**DESCRIPTION OF THE TASK:** The entire listing is to be repeated verbatim.
=== RECORDS TO PROCESS ===
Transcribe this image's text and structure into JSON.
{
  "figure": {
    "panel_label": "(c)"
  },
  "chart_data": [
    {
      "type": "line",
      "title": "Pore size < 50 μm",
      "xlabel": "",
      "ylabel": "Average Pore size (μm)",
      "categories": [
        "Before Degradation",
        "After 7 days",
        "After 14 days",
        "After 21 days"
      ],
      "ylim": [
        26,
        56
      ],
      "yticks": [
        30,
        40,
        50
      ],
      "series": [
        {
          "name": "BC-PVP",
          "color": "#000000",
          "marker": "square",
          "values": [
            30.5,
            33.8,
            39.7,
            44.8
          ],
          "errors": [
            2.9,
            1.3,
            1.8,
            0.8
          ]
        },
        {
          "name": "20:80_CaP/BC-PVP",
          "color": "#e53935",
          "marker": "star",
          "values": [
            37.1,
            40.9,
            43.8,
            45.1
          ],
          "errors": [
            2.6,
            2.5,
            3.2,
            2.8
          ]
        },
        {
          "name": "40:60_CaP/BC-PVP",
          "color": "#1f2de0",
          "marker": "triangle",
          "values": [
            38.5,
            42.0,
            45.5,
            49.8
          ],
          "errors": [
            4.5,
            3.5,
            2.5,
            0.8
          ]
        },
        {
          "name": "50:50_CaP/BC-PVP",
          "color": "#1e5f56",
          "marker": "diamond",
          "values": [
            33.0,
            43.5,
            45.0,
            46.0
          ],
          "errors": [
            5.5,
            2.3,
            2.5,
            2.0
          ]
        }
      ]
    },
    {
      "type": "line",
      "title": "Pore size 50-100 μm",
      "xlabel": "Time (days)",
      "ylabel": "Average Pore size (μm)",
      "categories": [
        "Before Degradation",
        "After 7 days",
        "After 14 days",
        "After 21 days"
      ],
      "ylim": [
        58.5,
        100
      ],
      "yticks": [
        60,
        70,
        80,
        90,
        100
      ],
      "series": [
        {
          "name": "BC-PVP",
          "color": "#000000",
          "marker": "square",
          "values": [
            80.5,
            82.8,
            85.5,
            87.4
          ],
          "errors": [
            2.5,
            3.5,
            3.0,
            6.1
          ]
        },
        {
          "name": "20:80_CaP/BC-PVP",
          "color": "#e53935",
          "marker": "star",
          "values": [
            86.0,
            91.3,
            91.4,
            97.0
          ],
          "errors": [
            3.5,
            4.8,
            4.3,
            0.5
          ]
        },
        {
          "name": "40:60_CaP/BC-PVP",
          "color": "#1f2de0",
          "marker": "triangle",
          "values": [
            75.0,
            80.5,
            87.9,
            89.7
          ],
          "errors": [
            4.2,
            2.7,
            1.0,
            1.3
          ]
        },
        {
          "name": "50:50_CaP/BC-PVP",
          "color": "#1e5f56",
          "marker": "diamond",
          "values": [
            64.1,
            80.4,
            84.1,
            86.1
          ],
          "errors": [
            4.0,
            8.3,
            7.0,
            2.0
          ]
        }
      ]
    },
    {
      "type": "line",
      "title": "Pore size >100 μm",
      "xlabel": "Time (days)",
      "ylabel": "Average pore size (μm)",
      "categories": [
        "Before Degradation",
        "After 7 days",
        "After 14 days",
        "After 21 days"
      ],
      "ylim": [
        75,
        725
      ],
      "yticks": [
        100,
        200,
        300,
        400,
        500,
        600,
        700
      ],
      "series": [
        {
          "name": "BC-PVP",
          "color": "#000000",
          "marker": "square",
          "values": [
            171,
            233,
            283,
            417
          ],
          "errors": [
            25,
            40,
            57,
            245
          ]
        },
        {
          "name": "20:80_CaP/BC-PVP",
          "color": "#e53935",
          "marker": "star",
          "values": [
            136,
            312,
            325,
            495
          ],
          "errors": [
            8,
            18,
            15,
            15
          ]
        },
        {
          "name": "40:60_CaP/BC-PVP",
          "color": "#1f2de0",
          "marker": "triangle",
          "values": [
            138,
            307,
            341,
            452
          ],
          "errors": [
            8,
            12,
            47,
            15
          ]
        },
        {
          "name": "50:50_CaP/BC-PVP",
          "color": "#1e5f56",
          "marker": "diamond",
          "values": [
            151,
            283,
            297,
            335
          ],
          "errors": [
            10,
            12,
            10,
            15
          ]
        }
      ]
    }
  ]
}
===
**THE REPLY:**
Transcribe this image's text and structure into JSON.
{
  "figure": {
    "panel_label": "(c)"
  },
  "chart_data": [
    {
      "type": "line",
      "title": "Pore size < 50 μm",
      "xlabel": "",
      "ylabel": "Average Pore size (μm)",
      "categories": [
        "Before Degradation",
        "After 7 days",
        "After 14 days",
        "After 21 days"
      ],
      "ylim": [
        26,
        56
      ],
      "yticks": [
        30,
        40,
        50
      ],
      "series": [
        {
          "name": "BC-PVP",
          "color": "#000000",
          "marker": "square",
          "values": [
            30.5,
            33.8,
            39.7,
            44.8
          ],
          "errors": [
            2.9,
            1.3,
            1.8,
            0.8
          ]
        },
        {
          "name": "20:80_CaP/BC-PVP",
          "color": "#e53935",
          "marker": "star",
          "values": [
            37.1,
            40.9,
            43.8,
            45.1
          ],
          "errors": [
            2.6,
            2.5,
            3.2,
            2.8
          ]
        },
        {
          "name": "40:60_CaP/BC-PVP",
          "color": "#1f2de0",
          "marker": "triangle",
          "values": [
            38.5,
            42.0,
            45.5,
            49.8
          ],
          "errors": [
            4.5,
            3.5,
            2.5,
            0.8
          ]
        },
        {
          "name": "50:50_CaP/BC-PVP",
          "color": "#1e5f56",
          "marker": "diamond",
          "values": [
            33.0,
            43.5,
            45.0,
            46.0
          ],
          "errors": [
            5.5,
            2.3,
            2.5,
            2.0
          ]
        }
      ]
    },
    {
      "type": "line",
      "title": "Pore size 50-100 μm",
      "xlabel": "Time (days)",
      "ylabel": "Average Pore size (μm)",
      "categories": [
        "Before Degradation",
        "After 7 days",
        "After 14 days",
        "After 21 days"
      ],
      "ylim": [
        58.5,
        100
      ],
      "yticks": [
        60,
        70,
        80,
        90,
        100
      ],
      "series": [
        {
          "name": "BC-PVP",
          "color": "#000000",
          "marker": "square",
          "values": [
            80.5,
            82.8,
            85.5,
            87.4
          ],
          "errors": [
            2.5,
            3.5,
            3.0,
            6.1
          ]
        },
        {
          "name": "20:80_CaP/BC-PVP",
          "color": "#e53935",
          "marker": "star",
          "values": [
            86.0,
            91.3,
            91.4,
            97.0
          ],
          "errors": [
            3.5,
            4.8,
            4.3,
            0.5
          ]
        },
        {
          "name": "40:60_CaP/BC-PVP",
          "color": "#1f2de0",
          "marker": "triangle",
          "values": [
            75.0,
            80.5,
            87.9,
            89.7
          ],
          "errors": [
            4.2,
            2.7,
            1.0,
            1.3
          ]
        },
        {
          "name": "50:50_CaP/BC-PVP",
          "color": "#1e5f56",
          "marker": "diamond",
          "values": [
            64.1,
            80.4,
            84.1,
            86.1
          ],
          "errors": [
            4.0,
            8.3,
            7.0,
            2.0
          ]
        }
      ]
    },
    {
      "type": "line",
      "title": "Pore size >100 μm",
      "xlabel": "Time (days)",
      "ylabel": "Average pore size (μm)",
      "categories": [
        "Before Degradation",
        "After 7 days",
        "After 14 days",
        "After 21 days"
      ],
      "ylim": [
        75,
        725
      ],
      "yticks": [
        100,
        200,
        300,
        400,
        500,
        600,
        700
      ],
      "series": [
        {
          "name": "BC-PVP",
          "color": "#000000",
          "marker": "square",
          "values": [
            171,
            233,
            283,
            417
          ],
          "errors": [
            25,
            40,
            57,
            245
          ]
        },
        {
          "name": "20:80_CaP/BC-PVP",
          "color": "#e53935",
          "marker": "star",
          "values": [
            136,
            312,
            325,
            495
          ],
          "errors": [
            8,
            18,
            15,
            15
          ]
        },
        {
          "name": "40:60_CaP/BC-PVP",
          "color": "#1f2de0",
          "marker": "triangle",
          "values": [
            138,
            307,
            341,
            452
          ],
          "errors": [
            8,
            12,
            47,
            15
          ]
        },
        {
          "name": "50:50_CaP/BC-PVP",
          "color": "#1e5f56",
          "marker": "diamond",
          "values": [
            151,
            283,
            297,
            335
          ],
          "errors": [
            10,
            12,
            10,
            15
          ]
        }
      ]
    }
  ]
}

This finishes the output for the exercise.